_STATED TASK_
Quote the entries in full, character for character, without their images.

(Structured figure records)
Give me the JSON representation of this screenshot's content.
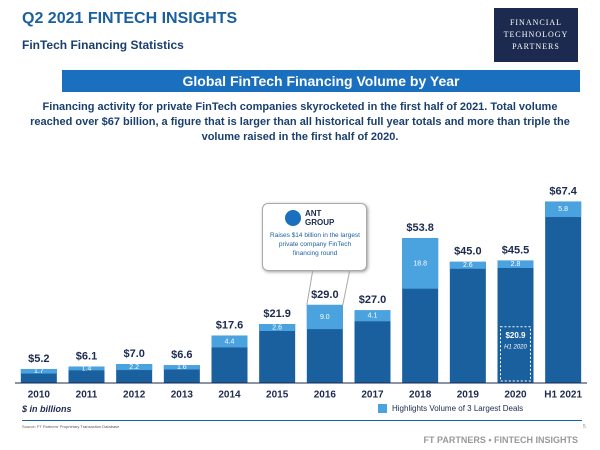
{
  "header": {
    "title": "Q2 2021 FINTECH INSIGHTS",
    "subtitle": "FinTech Financing Statistics",
    "logo": [
      "FINANCIAL",
      "TECHNOLOGY",
      "PARTNERS"
    ]
  },
  "footer": {
    "source": "Source: FT Partners' Proprietary Transaction Database",
    "brand": "FT PARTNERS • FINTECH INSIGHTS",
    "page": "5"
  },
  "chart_data": {
    "type": "bar",
    "title": "Global FinTech Financing Volume by Year",
    "description": "Financing activity for private FinTech companies skyrocketed in the first half of 2021. Total volume reached over $67 billion, a figure that is larger than all historical full year totals and more than triple the volume raised in the first half of 2020.",
    "categories": [
      "2010",
      "2011",
      "2012",
      "2013",
      "2014",
      "2015",
      "2016",
      "2017",
      "2018",
      "2019",
      "2020",
      "H1 2021"
    ],
    "series": [
      {
        "name": "Total",
        "color": "#1a5f9e",
        "values": [
          5.2,
          6.1,
          7.0,
          6.6,
          17.6,
          21.9,
          29.0,
          27.0,
          53.8,
          45.0,
          45.5,
          67.4
        ],
        "value_labels": [
          "$5.2",
          "$6.1",
          "$7.0",
          "$6.6",
          "$17.6",
          "$21.9",
          "$29.0",
          "$27.0",
          "$53.8",
          "$45.0",
          "$45.5",
          "$67.4"
        ]
      },
      {
        "name": "Highlights Volume of 3 Largest Deals",
        "color": "#4aa3df",
        "values": [
          1.7,
          1.4,
          2.2,
          1.6,
          4.4,
          2.6,
          9.0,
          4.1,
          18.8,
          2.6,
          2.8,
          5.8
        ],
        "value_labels": [
          "1.7",
          "1.4",
          "2.2",
          "1.6",
          "4.4",
          "2.6",
          "9.0",
          "4.1",
          "18.8",
          "2.6",
          "2.8",
          "5.8"
        ]
      }
    ],
    "h1_2020": {
      "value": 20.9,
      "value_label": "$20.9",
      "label": "H1 2020"
    },
    "callout": {
      "title": "ANT GROUP",
      "text": "Raises $14 billion in the largest private company FinTech financing round"
    },
    "unit_note": "$ in billions",
    "ylim": [
      0,
      75
    ]
  }
}
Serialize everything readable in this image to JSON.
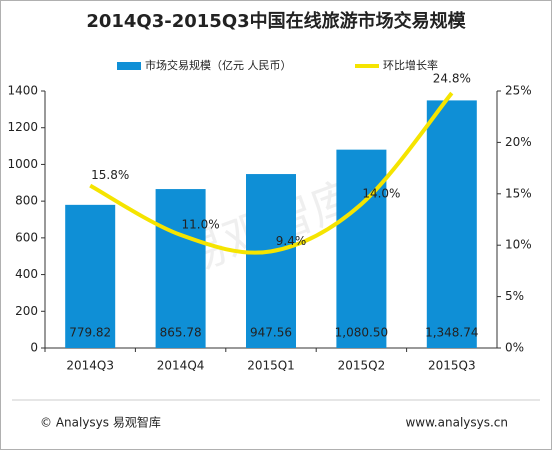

_IN RESPONSE_
Give me the JSON representation of this screenshot's content.
{
  "header": {
    "title": "Q2 2021 FINTECH INSIGHTS",
    "subtitle": "FinTech Financing Statistics",
    "logo": [
      "FINANCIAL",
      "TECHNOLOGY",
      "PARTNERS"
    ]
  },
  "footer": {
    "source": "Source: FT Partners' Proprietary Transaction Database",
    "brand": "FT PARTNERS • FINTECH INSIGHTS",
    "page": "5"
  },
  "chart_data": {
    "type": "bar",
    "title": "Global FinTech Financing Volume by Year",
    "description": "Financing activity for private FinTech companies skyrocketed in the first half of 2021. Total volume reached over $67 billion, a figure that is larger than all historical full year totals and more than triple the volume raised in the first half of 2020.",
    "categories": [
      "2010",
      "2011",
      "2012",
      "2013",
      "2014",
      "2015",
      "2016",
      "2017",
      "2018",
      "2019",
      "2020",
      "H1 2021"
    ],
    "series": [
      {
        "name": "Total",
        "color": "#1a5f9e",
        "values": [
          5.2,
          6.1,
          7.0,
          6.6,
          17.6,
          21.9,
          29.0,
          27.0,
          53.8,
          45.0,
          45.5,
          67.4
        ],
        "value_labels": [
          "$5.2",
          "$6.1",
          "$7.0",
          "$6.6",
          "$17.6",
          "$21.9",
          "$29.0",
          "$27.0",
          "$53.8",
          "$45.0",
          "$45.5",
          "$67.4"
        ]
      },
      {
        "name": "Highlights Volume of 3 Largest Deals",
        "color": "#4aa3df",
        "values": [
          1.7,
          1.4,
          2.2,
          1.6,
          4.4,
          2.6,
          9.0,
          4.1,
          18.8,
          2.6,
          2.8,
          5.8
        ],
        "value_labels": [
          "1.7",
          "1.4",
          "2.2",
          "1.6",
          "4.4",
          "2.6",
          "9.0",
          "4.1",
          "18.8",
          "2.6",
          "2.8",
          "5.8"
        ]
      }
    ],
    "h1_2020": {
      "value": 20.9,
      "value_label": "$20.9",
      "label": "H1 2020"
    },
    "callout": {
      "title": "ANT GROUP",
      "text": "Raises $14 billion in the largest private company FinTech financing round"
    },
    "unit_note": "$ in billions",
    "ylim": [
      0,
      75
    ]
  }
}
Serialize everything readable in this image to JSON.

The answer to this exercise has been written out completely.